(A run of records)

· · · · ·

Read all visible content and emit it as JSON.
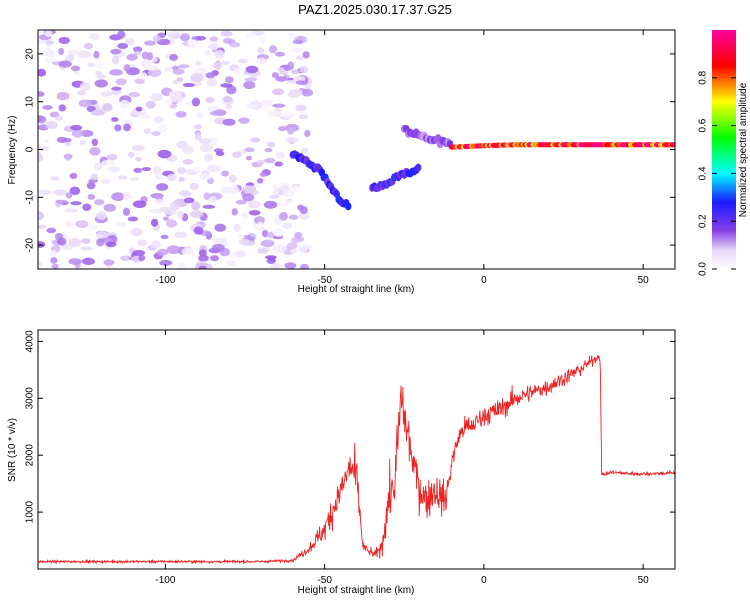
{
  "title": "PAZ1.2025.030.17.37.G25",
  "chart_data": [
    {
      "type": "heatmap",
      "panel": "spectrogram",
      "xlabel": "Height of straight line (km)",
      "ylabel": "Frequency (Hz)",
      "xlim": [
        -140,
        60
      ],
      "ylim": [
        -25,
        25
      ],
      "xticks": [
        -100,
        -50,
        0,
        50
      ],
      "yticks": [
        -20,
        -10,
        0,
        10,
        20
      ],
      "colorbar": {
        "label": "Normalized spectral amplitude",
        "range": [
          0.0,
          1.0
        ],
        "ticks": [
          0.0,
          0.2,
          0.4,
          0.6,
          0.8
        ],
        "colormap": "white-purple-blue-cyan-green-yellow-red-magenta"
      },
      "features": [
        {
          "description": "scattered noise blobs",
          "x_range": [
            -140,
            -55
          ],
          "y_range": [
            -25,
            25
          ],
          "amplitude": 0.05
        },
        {
          "description": "descending signal track",
          "points": [
            [
              -60,
              -1
            ],
            [
              -52,
              -4
            ],
            [
              -48,
              -8
            ],
            [
              -45,
              -11
            ],
            [
              -42,
              -12
            ]
          ],
          "amplitude": 0.25
        },
        {
          "description": "signal near bend",
          "points": [
            [
              -35,
              -8
            ],
            [
              -30,
              -7
            ],
            [
              -25,
              -5
            ],
            [
              -20,
              -4
            ]
          ],
          "amplitude": 0.25
        },
        {
          "description": "rising track",
          "points": [
            [
              -25,
              4
            ],
            [
              -20,
              3
            ],
            [
              -15,
              2
            ],
            [
              -10,
              1
            ]
          ],
          "amplitude": 0.15
        },
        {
          "description": "stable tone",
          "points": [
            [
              -10,
              0.5
            ],
            [
              0,
              0.8
            ],
            [
              10,
              1
            ],
            [
              20,
              1
            ],
            [
              30,
              1
            ],
            [
              40,
              1
            ],
            [
              50,
              1
            ],
            [
              60,
              1
            ]
          ],
          "amplitude": 0.95
        }
      ]
    },
    {
      "type": "line",
      "panel": "snr",
      "xlabel": "Height of straight line (km)",
      "ylabel": "SNR (10 * v/v)",
      "xlim": [
        -140,
        60
      ],
      "ylim": [
        0,
        4200
      ],
      "xticks": [
        -100,
        -50,
        0,
        50
      ],
      "yticks": [
        1000,
        2000,
        3000,
        4000
      ],
      "color": "#ee2222",
      "series": [
        {
          "x": [
            -140,
            -120,
            -100,
            -80,
            -70,
            -60,
            -55,
            -50,
            -47,
            -44,
            -42,
            -40,
            -38,
            -36,
            -34,
            -32,
            -30,
            -28,
            -26,
            -24,
            -22,
            -20,
            -18,
            -16,
            -14,
            -12,
            -10,
            -8,
            -6,
            -4,
            -2,
            0,
            5,
            10,
            15,
            20,
            25,
            30,
            35,
            36.5,
            37,
            40,
            45,
            50,
            55,
            60
          ],
          "y": [
            130,
            130,
            130,
            130,
            130,
            150,
            350,
            700,
            1100,
            1500,
            1800,
            1600,
            400,
            300,
            250,
            400,
            1200,
            1500,
            3000,
            2400,
            1800,
            1400,
            1200,
            1400,
            1300,
            1200,
            1900,
            2300,
            2500,
            2500,
            2600,
            2700,
            2800,
            3000,
            3100,
            3200,
            3350,
            3500,
            3700,
            3750,
            1650,
            1700,
            1680,
            1670,
            1680,
            1690
          ],
          "noise_amplitude": [
            40,
            40,
            40,
            40,
            40,
            40,
            150,
            400,
            550,
            650,
            750,
            750,
            150,
            150,
            150,
            300,
            800,
            900,
            1000,
            900,
            800,
            650,
            600,
            700,
            600,
            550,
            400,
            350,
            350,
            350,
            350,
            350,
            350,
            350,
            300,
            280,
            260,
            240,
            150,
            150,
            60,
            60,
            60,
            60,
            60,
            60
          ]
        }
      ]
    }
  ]
}
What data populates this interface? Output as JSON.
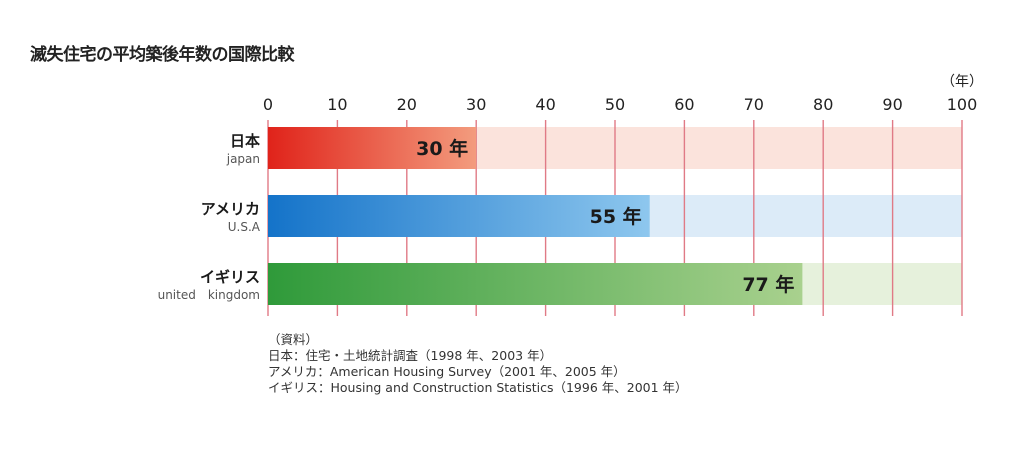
{
  "chart_data": {
    "type": "bar",
    "title": "滅失住宅の平均築後年数の国際比較",
    "unit_label": "（年）",
    "xlim": [
      0,
      100
    ],
    "ticks": [
      0,
      10,
      20,
      30,
      40,
      50,
      60,
      70,
      80,
      90,
      100
    ],
    "grid": true,
    "orientation": "horizontal",
    "categories": [
      {
        "name": "日本",
        "sub": "japan",
        "value": 30,
        "value_label": "30 年",
        "color_from": "#e0231a",
        "color_to": "#f39c7e",
        "track": "#fbe3dc"
      },
      {
        "name": "アメリカ",
        "sub": "U.S.A",
        "value": 55,
        "value_label": "55 年",
        "color_from": "#1473c9",
        "color_to": "#8ec7ee",
        "track": "#dcebf8"
      },
      {
        "name": "イギリス",
        "sub": "united　kingdom",
        "value": 77,
        "value_label": "77 年",
        "color_from": "#2f9a3a",
        "color_to": "#a9d18e",
        "track": "#e6f1dc"
      }
    ]
  },
  "source": {
    "heading": "（資料）",
    "lines": [
      "日本：住宅・土地統計調査（1998 年、2003 年）",
      "アメリカ：American Housing Survey（2001 年、2005 年）",
      "イギリス：Housing and Construction Statistics（1996 年、2001 年）"
    ]
  },
  "colors": {
    "grid": "#e07a86",
    "tick_text": "#222222"
  }
}
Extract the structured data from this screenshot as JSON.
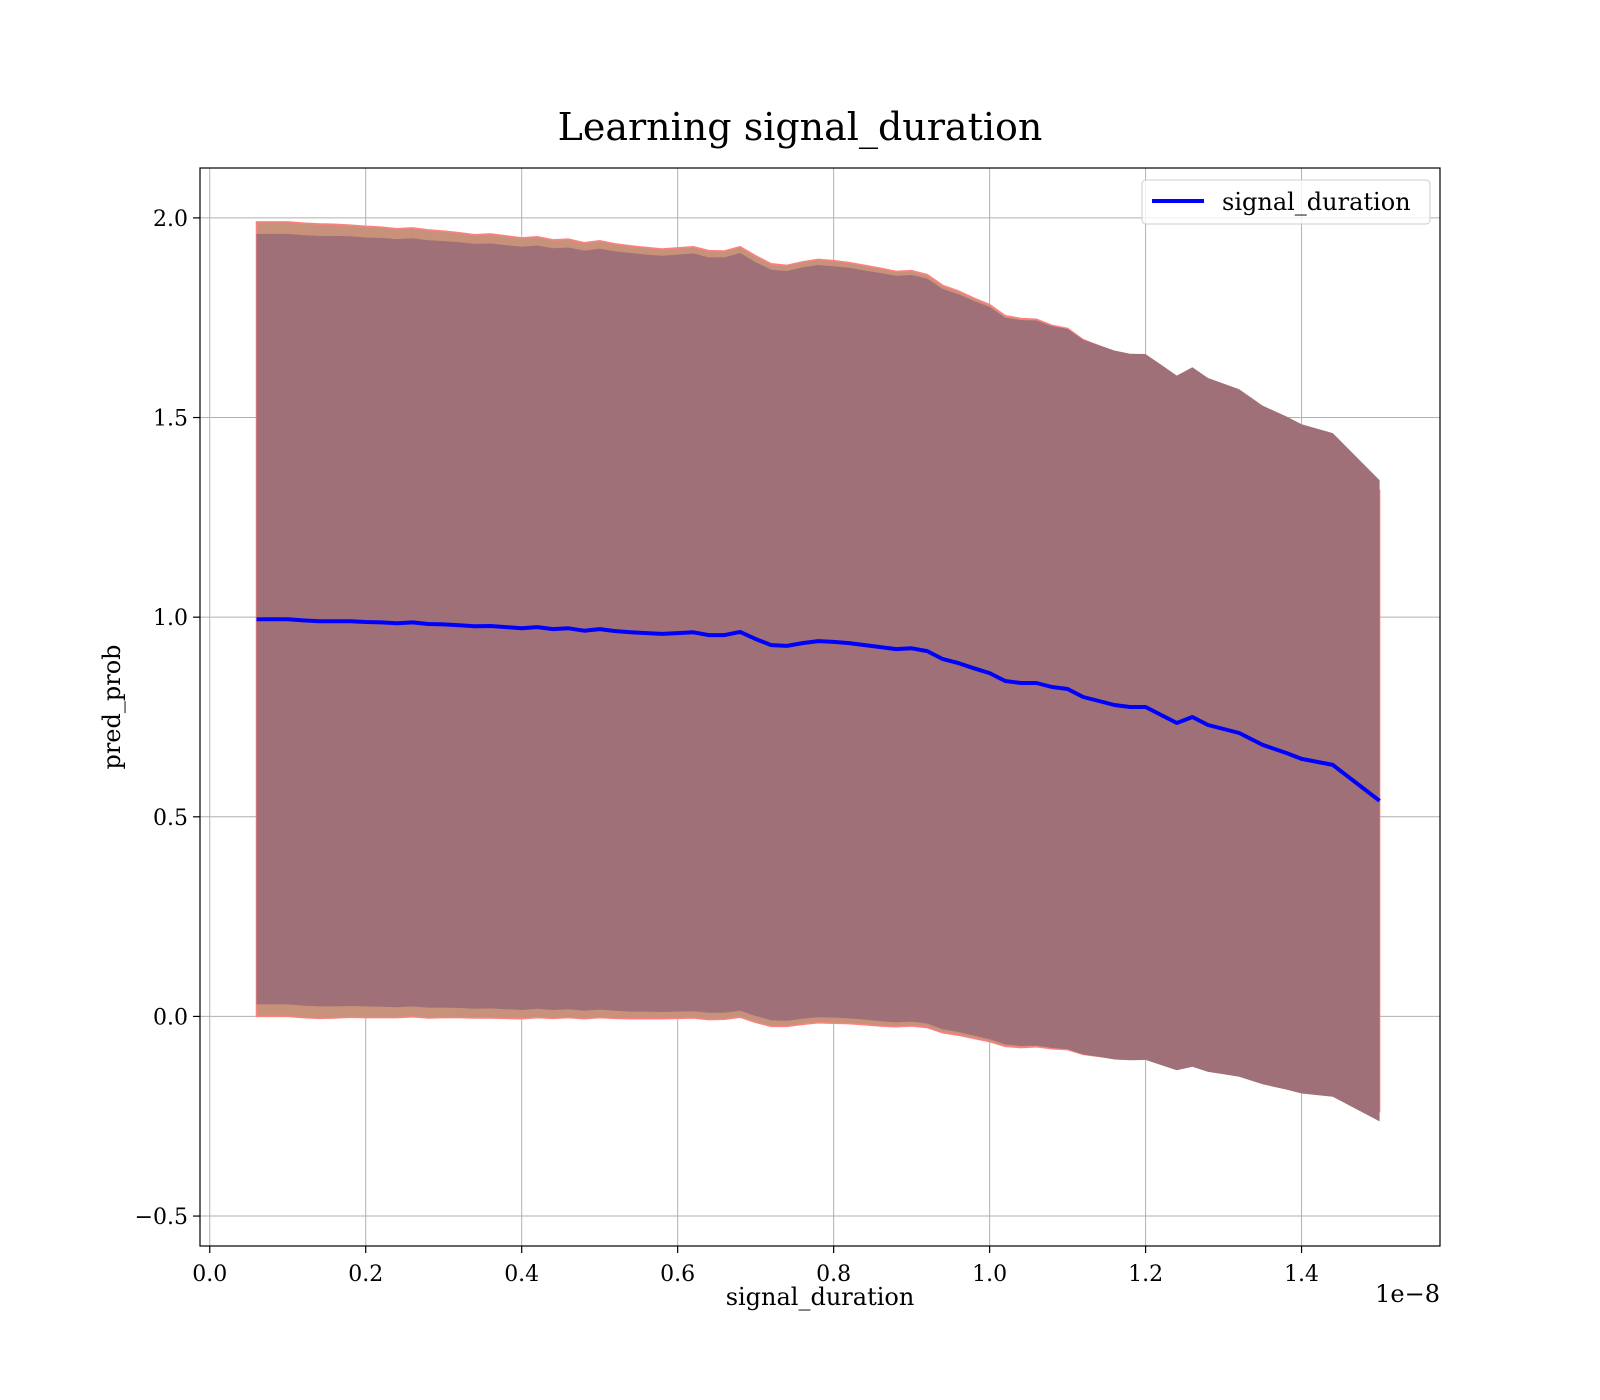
{
  "chart_data": {
    "type": "line",
    "title": "Learning signal_duration",
    "xlabel": "signal_duration",
    "ylabel": "pred_prob",
    "x_offset_label": "1e−8",
    "xlim": [
      -0.0125,
      1.5775
    ],
    "ylim": [
      -0.575,
      2.125
    ],
    "x_ticks": [
      0.0,
      0.2,
      0.4,
      0.6,
      0.8,
      1.0,
      1.2,
      1.4
    ],
    "x_tick_labels": [
      "0.0",
      "0.2",
      "0.4",
      "0.6",
      "0.8",
      "1.0",
      "1.2",
      "1.4"
    ],
    "y_ticks": [
      -0.5,
      0.0,
      0.5,
      1.0,
      1.5,
      2.0
    ],
    "y_tick_labels": [
      "−0.5",
      "0.0",
      "0.5",
      "1.0",
      "1.5",
      "2.0"
    ],
    "grid": true,
    "legend_position": "top-right",
    "colors": {
      "line": "#0000ff",
      "outer_band": "#c8927a",
      "outer_band_edge": "#ff8080",
      "inner_band": "#a07078",
      "grid": "#b0b0b0"
    },
    "series": [
      {
        "name": "signal_duration",
        "x": [
          0.06,
          0.08,
          0.1,
          0.12,
          0.14,
          0.16,
          0.18,
          0.2,
          0.22,
          0.24,
          0.26,
          0.28,
          0.3,
          0.32,
          0.34,
          0.36,
          0.38,
          0.4,
          0.42,
          0.44,
          0.46,
          0.48,
          0.5,
          0.52,
          0.54,
          0.56,
          0.58,
          0.6,
          0.62,
          0.64,
          0.66,
          0.68,
          0.7,
          0.72,
          0.74,
          0.76,
          0.78,
          0.8,
          0.82,
          0.84,
          0.86,
          0.88,
          0.9,
          0.92,
          0.94,
          0.96,
          0.98,
          1.0,
          1.02,
          1.04,
          1.06,
          1.08,
          1.1,
          1.12,
          1.14,
          1.16,
          1.18,
          1.2,
          1.22,
          1.24,
          1.26,
          1.28,
          1.3,
          1.32,
          1.35,
          1.38,
          1.4,
          1.44,
          1.5
        ],
        "y": [
          0.995,
          0.995,
          0.995,
          0.992,
          0.99,
          0.99,
          0.99,
          0.988,
          0.987,
          0.985,
          0.987,
          0.983,
          0.982,
          0.98,
          0.977,
          0.978,
          0.975,
          0.972,
          0.975,
          0.97,
          0.972,
          0.966,
          0.97,
          0.965,
          0.962,
          0.96,
          0.958,
          0.96,
          0.962,
          0.955,
          0.955,
          0.963,
          0.945,
          0.93,
          0.928,
          0.935,
          0.94,
          0.938,
          0.935,
          0.93,
          0.925,
          0.92,
          0.922,
          0.915,
          0.895,
          0.885,
          0.872,
          0.86,
          0.84,
          0.835,
          0.835,
          0.825,
          0.82,
          0.8,
          0.79,
          0.78,
          0.775,
          0.775,
          0.755,
          0.735,
          0.75,
          0.73,
          0.72,
          0.71,
          0.68,
          0.66,
          0.645,
          0.63,
          0.54
        ],
        "outer_upper": [
          1.99,
          1.99,
          1.99,
          1.987,
          1.985,
          1.984,
          1.982,
          1.979,
          1.977,
          1.973,
          1.975,
          1.97,
          1.967,
          1.963,
          1.958,
          1.96,
          1.955,
          1.95,
          1.953,
          1.945,
          1.947,
          1.938,
          1.943,
          1.935,
          1.93,
          1.926,
          1.922,
          1.925,
          1.928,
          1.918,
          1.917,
          1.928,
          1.905,
          1.885,
          1.881,
          1.89,
          1.896,
          1.893,
          1.888,
          1.881,
          1.874,
          1.866,
          1.868,
          1.858,
          1.831,
          1.817,
          1.799,
          1.783,
          1.755,
          1.748,
          1.746,
          1.731,
          1.723,
          1.695,
          1.68,
          1.665,
          1.656,
          1.654,
          1.625,
          1.596,
          1.616,
          1.587,
          1.571,
          1.556,
          1.513,
          1.484,
          1.462,
          1.438,
          1.318
        ],
        "outer_lower": [
          0.0,
          0.0,
          0.0,
          -0.003,
          -0.005,
          -0.004,
          -0.002,
          -0.003,
          -0.003,
          -0.003,
          -0.001,
          -0.004,
          -0.003,
          -0.003,
          -0.004,
          -0.004,
          -0.005,
          -0.006,
          -0.003,
          -0.005,
          -0.003,
          -0.006,
          -0.003,
          -0.005,
          -0.006,
          -0.006,
          -0.006,
          -0.005,
          -0.004,
          -0.008,
          -0.007,
          -0.002,
          -0.015,
          -0.025,
          -0.025,
          -0.02,
          -0.016,
          -0.017,
          -0.018,
          -0.021,
          -0.024,
          -0.026,
          -0.024,
          -0.028,
          -0.041,
          -0.047,
          -0.055,
          -0.063,
          -0.075,
          -0.078,
          -0.076,
          -0.081,
          -0.083,
          -0.095,
          -0.1,
          -0.105,
          -0.106,
          -0.104,
          -0.115,
          -0.126,
          -0.116,
          -0.127,
          -0.131,
          -0.136,
          -0.153,
          -0.164,
          -0.172,
          -0.178,
          -0.238
        ],
        "inner_upper": [
          1.96,
          1.96,
          1.96,
          1.957,
          1.955,
          1.955,
          1.954,
          1.951,
          1.95,
          1.947,
          1.949,
          1.944,
          1.942,
          1.939,
          1.935,
          1.936,
          1.932,
          1.928,
          1.931,
          1.924,
          1.926,
          1.918,
          1.923,
          1.916,
          1.912,
          1.908,
          1.905,
          1.908,
          1.911,
          1.901,
          1.901,
          1.912,
          1.889,
          1.87,
          1.867,
          1.876,
          1.882,
          1.879,
          1.875,
          1.868,
          1.862,
          1.855,
          1.857,
          1.848,
          1.822,
          1.809,
          1.792,
          1.777,
          1.75,
          1.744,
          1.743,
          1.729,
          1.722,
          1.695,
          1.681,
          1.668,
          1.66,
          1.659,
          1.632,
          1.605,
          1.626,
          1.599,
          1.585,
          1.571,
          1.53,
          1.503,
          1.483,
          1.461,
          1.343
        ],
        "inner_lower": [
          0.03,
          0.03,
          0.03,
          0.027,
          0.025,
          0.025,
          0.026,
          0.025,
          0.024,
          0.023,
          0.025,
          0.022,
          0.022,
          0.021,
          0.019,
          0.02,
          0.018,
          0.016,
          0.019,
          0.016,
          0.018,
          0.014,
          0.017,
          0.014,
          0.012,
          0.012,
          0.011,
          0.012,
          0.013,
          0.009,
          0.009,
          0.014,
          0.001,
          -0.01,
          -0.011,
          -0.006,
          -0.002,
          -0.003,
          -0.005,
          -0.008,
          -0.012,
          -0.015,
          -0.013,
          -0.018,
          -0.032,
          -0.039,
          -0.048,
          -0.057,
          -0.07,
          -0.074,
          -0.073,
          -0.079,
          -0.082,
          -0.095,
          -0.101,
          -0.108,
          -0.11,
          -0.109,
          -0.122,
          -0.135,
          -0.126,
          -0.139,
          -0.145,
          -0.151,
          -0.17,
          -0.183,
          -0.193,
          -0.201,
          -0.263
        ]
      }
    ]
  }
}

· · · · ·

— Stated goal —
In the entries above, locate every line with the word "アメリカ" and copy it.

— Problem solution —
        "name": "アメリカ",
      "アメリカ：American Housing Survey（2001 年、2005 年）",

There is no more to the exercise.